* _Work required_: Below is a block of records: output all of them exactly and leave out the pictures.

* _Data excerpts_:
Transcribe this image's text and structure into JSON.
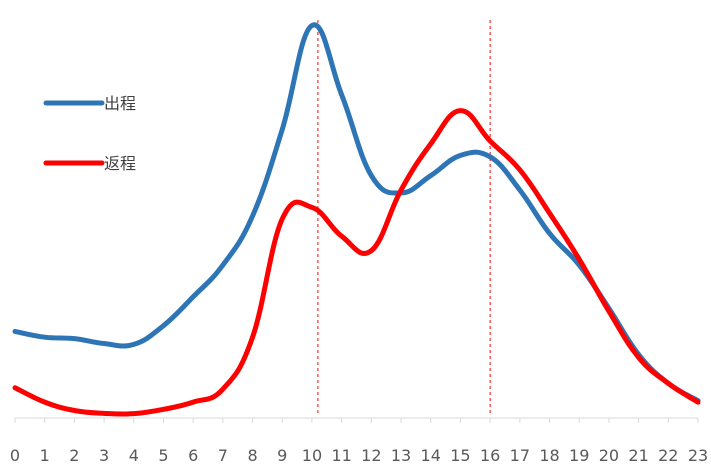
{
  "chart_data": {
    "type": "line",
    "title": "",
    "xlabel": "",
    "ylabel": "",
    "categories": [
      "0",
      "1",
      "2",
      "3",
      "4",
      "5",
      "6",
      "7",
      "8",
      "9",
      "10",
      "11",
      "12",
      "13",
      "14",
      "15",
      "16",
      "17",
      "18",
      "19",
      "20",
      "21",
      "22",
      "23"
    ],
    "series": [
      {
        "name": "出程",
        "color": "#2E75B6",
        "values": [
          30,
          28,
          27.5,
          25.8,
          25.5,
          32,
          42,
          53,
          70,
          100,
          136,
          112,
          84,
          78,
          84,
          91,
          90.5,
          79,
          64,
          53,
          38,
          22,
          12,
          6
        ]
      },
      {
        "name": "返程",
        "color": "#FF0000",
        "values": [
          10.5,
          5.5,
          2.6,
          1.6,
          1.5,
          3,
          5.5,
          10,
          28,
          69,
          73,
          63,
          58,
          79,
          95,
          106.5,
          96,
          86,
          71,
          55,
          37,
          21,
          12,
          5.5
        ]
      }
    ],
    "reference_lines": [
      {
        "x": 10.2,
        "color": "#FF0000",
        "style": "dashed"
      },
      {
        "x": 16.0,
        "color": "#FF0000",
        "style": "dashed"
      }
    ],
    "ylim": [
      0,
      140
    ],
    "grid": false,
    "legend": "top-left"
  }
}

* _Written response_:
Transcribe this image's text and structure into JSON.
{
  "chart_data": {
    "type": "line",
    "title": "",
    "xlabel": "",
    "ylabel": "",
    "categories": [
      "0",
      "1",
      "2",
      "3",
      "4",
      "5",
      "6",
      "7",
      "8",
      "9",
      "10",
      "11",
      "12",
      "13",
      "14",
      "15",
      "16",
      "17",
      "18",
      "19",
      "20",
      "21",
      "22",
      "23"
    ],
    "series": [
      {
        "name": "出程",
        "color": "#2E75B6",
        "values": [
          30,
          28,
          27.5,
          25.8,
          25.5,
          32,
          42,
          53,
          70,
          100,
          136,
          112,
          84,
          78,
          84,
          91,
          90.5,
          79,
          64,
          53,
          38,
          22,
          12,
          6
        ]
      },
      {
        "name": "返程",
        "color": "#FF0000",
        "values": [
          10.5,
          5.5,
          2.6,
          1.6,
          1.5,
          3,
          5.5,
          10,
          28,
          69,
          73,
          63,
          58,
          79,
          95,
          106.5,
          96,
          86,
          71,
          55,
          37,
          21,
          12,
          5.5
        ]
      }
    ],
    "reference_lines": [
      {
        "x": 10.2,
        "color": "#FF0000",
        "style": "dashed"
      },
      {
        "x": 16.0,
        "color": "#FF0000",
        "style": "dashed"
      }
    ],
    "ylim": [
      0,
      140
    ],
    "grid": false,
    "legend": "top-left"
  }
}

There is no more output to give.